**CHALLENGE**
Transcribe the records below exactly, leaving out any pictures.

Recorded data
* Begin *

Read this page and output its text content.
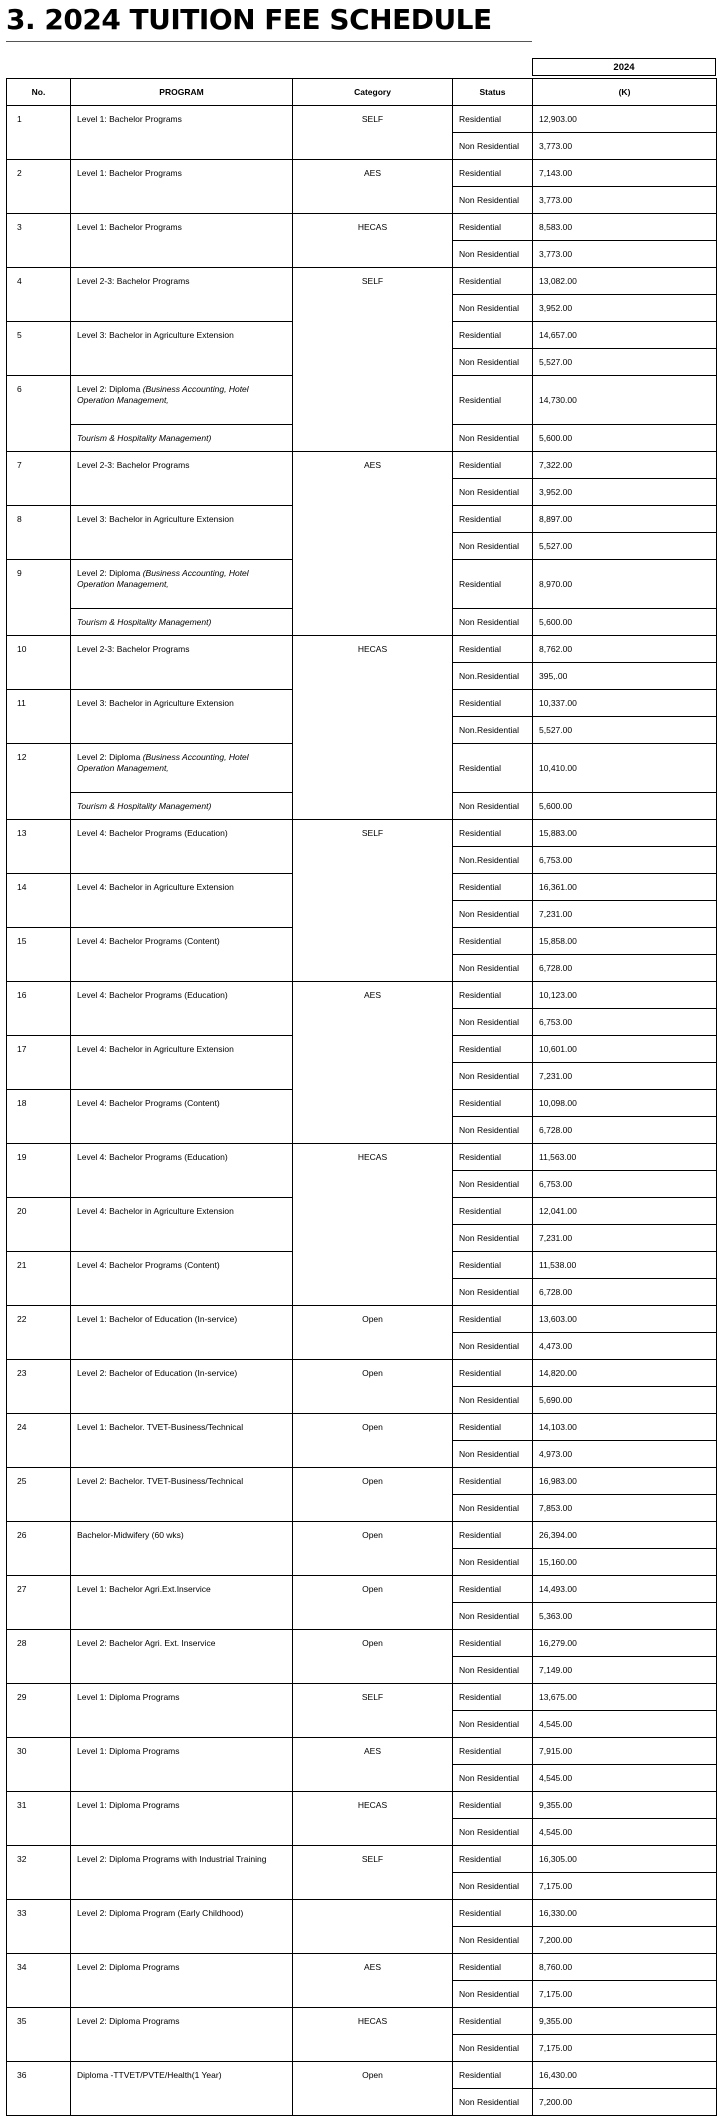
3. 2024 TUITION FEE SCHEDULE
2024
No.	PROGRAM	Category	Status	(K)
1	Level 1: Bachelor Programs	SELF	Residential	12,903.00
			Non Residential	3,773.00
2	Level 1: Bachelor Programs	AES	Residential	7,143.00
			Non Residential	3,773.00
3	Level 1: Bachelor Programs	HECAS	Residential	8,583.00
			Non Residential	3,773.00
4	Level 2-3: Bachelor Programs	SELF	Residential	13,082.00
			Non Residential	3,952.00
5	Level 3: Bachelor in Agriculture Extension		Residential	14,657.00
			Non Residential	5,527.00
6	Level 2: Diploma (Business Accounting, Hotel Operation Management,		Residential	14,730.00
	Tourism & Hospitality Management)		Non Residential	5,600.00
7	Level 2-3: Bachelor Programs	AES	Residential	7,322.00
			Non Residential	3,952.00
8	Level 3: Bachelor in Agriculture Extension		Residential	8,897.00
			Non Residential	5,527.00
9	Level 2: Diploma (Business Accounting, Hotel Operation Management,		Residential	8,970.00
	Tourism & Hospitality Management)		Non Residential	5,600.00
10	Level 2-3: Bachelor Programs	HECAS	Residential	8,762.00
			Non.Residential	395,.00
11	Level 3: Bachelor in Agriculture Extension		Residential	10,337.00
			Non.Residential	5,527.00
12	Level 2: Diploma (Business Accounting, Hotel Operation Management,		Residential	10,410.00
	Tourism & Hospitality Management)		Non Residential	5,600.00
13	Level 4: Bachelor Programs (Education)	SELF	Residential	15,883.00
			Non.Residential	6,753.00
14	Level 4: Bachelor in Agriculture Extension		Residential	16,361.00
			Non Residential	7,231.00
15	Level 4: Bachelor Programs (Content)		Residential	15,858.00
			Non Residential	6,728.00
16	Level 4: Bachelor Programs (Education)	AES	Residential	10,123.00
			Non Residential	6,753.00
17	Level 4: Bachelor in Agriculture Extension		Residential	10,601.00
			Non Residential	7,231.00
18	Level 4: Bachelor Programs (Content)		Residential	10,098.00
			Non Residential	6,728.00
19	Level 4: Bachelor Programs (Education)	HECAS	Residential	11,563.00
			Non Residential	6,753.00
20	Level 4: Bachelor in Agriculture Extension		Residential	12,041.00
			Non Residential	7,231.00
21	Level 4: Bachelor Programs (Content)		Residential	11,538.00
			Non Residential	6,728.00
22	Level 1: Bachelor of Education (In-service)	Open	Residential	13,603.00
			Non Residential	4,473.00
23	Level 2: Bachelor of Education (In-service)	Open	Residential	14,820.00
			Non Residential	5,690.00
24	Level 1: Bachelor. TVET-Business/Technical	Open	Residential	14,103.00
			Non Residential	4,973.00
25	Level 2: Bachelor. TVET-Business/Technical	Open	Residential	16,983.00
			Non Residential	7,853.00
26	Bachelor-Midwifery (60 wks)	Open	Residential	26,394.00
			Non Residential	15,160.00
27	Level 1: Bachelor Agri.Ext.Inservice	Open	Residential	14,493.00
			Non Residential	5,363.00
28	Level 2: Bachelor Agri. Ext. Inservice	Open	Residential	16,279.00
			Non Residential	7,149.00
29	Level 1: Diploma Programs	SELF	Residential	13,675.00
			Non Residential	4,545.00
30	Level 1: Diploma Programs	AES	Residential	7,915.00
			Non Residential	4,545.00
31	Level 1: Diploma Programs	HECAS	Residential	9,355.00
			Non Residential	4,545.00
32	Level 2: Diploma Programs with Industrial Training	SELF	Residential	16,305.00
			Non Residential	7,175.00
33	Level 2: Diploma Program (Early Childhood)		Residential	16,330.00
			Non Residential	7,200.00
34	Level 2: Diploma Programs	AES	Residential	8,760.00
			Non Residential	7,175.00
35	Level 2: Diploma Programs	HECAS	Residential	9,355.00
			Non Residential	7,175.00
36	Diploma -TTVET/PVTE/Health(1 Year)	Open	Residential	16,430.00
			Non Residential	7,200.00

* End *

**CORRECT RESULT**
Read this page and output its text content.
3. 2024 TUITION FEE SCHEDULE
2024
No.	PROGRAM	Category	Status	(K)
1	Level 1: Bachelor Programs	SELF	Residential	12,903.00
			Non Residential	3,773.00
2	Level 1: Bachelor Programs	AES	Residential	7,143.00
			Non Residential	3,773.00
3	Level 1: Bachelor Programs	HECAS	Residential	8,583.00
			Non Residential	3,773.00
4	Level 2-3: Bachelor Programs	SELF	Residential	13,082.00
			Non Residential	3,952.00
5	Level 3: Bachelor in Agriculture Extension		Residential	14,657.00
			Non Residential	5,527.00
6	Level 2: Diploma (Business Accounting, Hotel Operation Management,		Residential	14,730.00
	Tourism & Hospitality Management)		Non Residential	5,600.00
7	Level 2-3: Bachelor Programs	AES	Residential	7,322.00
			Non Residential	3,952.00
8	Level 3: Bachelor in Agriculture Extension		Residential	8,897.00
			Non Residential	5,527.00
9	Level 2: Diploma (Business Accounting, Hotel Operation Management,		Residential	8,970.00
	Tourism & Hospitality Management)		Non Residential	5,600.00
10	Level 2-3: Bachelor Programs	HECAS	Residential	8,762.00
			Non.Residential	395,.00
11	Level 3: Bachelor in Agriculture Extension		Residential	10,337.00
			Non.Residential	5,527.00
12	Level 2: Diploma (Business Accounting, Hotel Operation Management,		Residential	10,410.00
	Tourism & Hospitality Management)		Non Residential	5,600.00
13	Level 4: Bachelor Programs (Education)	SELF	Residential	15,883.00
			Non.Residential	6,753.00
14	Level 4: Bachelor in Agriculture Extension		Residential	16,361.00
			Non Residential	7,231.00
15	Level 4: Bachelor Programs (Content)		Residential	15,858.00
			Non Residential	6,728.00
16	Level 4: Bachelor Programs (Education)	AES	Residential	10,123.00
			Non Residential	6,753.00
17	Level 4: Bachelor in Agriculture Extension		Residential	10,601.00
			Non Residential	7,231.00
18	Level 4: Bachelor Programs (Content)		Residential	10,098.00
			Non Residential	6,728.00
19	Level 4: Bachelor Programs (Education)	HECAS	Residential	11,563.00
			Non Residential	6,753.00
20	Level 4: Bachelor in Agriculture Extension		Residential	12,041.00
			Non Residential	7,231.00
21	Level 4: Bachelor Programs (Content)		Residential	11,538.00
			Non Residential	6,728.00
22	Level 1: Bachelor of Education (In-service)	Open	Residential	13,603.00
			Non Residential	4,473.00
23	Level 2: Bachelor of Education (In-service)	Open	Residential	14,820.00
			Non Residential	5,690.00
24	Level 1: Bachelor. TVET-Business/Technical	Open	Residential	14,103.00
			Non Residential	4,973.00
25	Level 2: Bachelor. TVET-Business/Technical	Open	Residential	16,983.00
			Non Residential	7,853.00
26	Bachelor-Midwifery (60 wks)	Open	Residential	26,394.00
			Non Residential	15,160.00
27	Level 1: Bachelor Agri.Ext.Inservice	Open	Residential	14,493.00
			Non Residential	5,363.00
28	Level 2: Bachelor Agri. Ext. Inservice	Open	Residential	16,279.00
			Non Residential	7,149.00
29	Level 1: Diploma Programs	SELF	Residential	13,675.00
			Non Residential	4,545.00
30	Level 1: Diploma Programs	AES	Residential	7,915.00
			Non Residential	4,545.00
31	Level 1: Diploma Programs	HECAS	Residential	9,355.00
			Non Residential	4,545.00
32	Level 2: Diploma Programs with Industrial Training	SELF	Residential	16,305.00
			Non Residential	7,175.00
33	Level 2: Diploma Program (Early Childhood)		Residential	16,330.00
			Non Residential	7,200.00
34	Level 2: Diploma Programs	AES	Residential	8,760.00
			Non Residential	7,175.00
35	Level 2: Diploma Programs	HECAS	Residential	9,355.00
			Non Residential	7,175.00
36	Diploma -TTVET/PVTE/Health(1 Year)	Open	Residential	16,430.00
			Non Residential	7,200.00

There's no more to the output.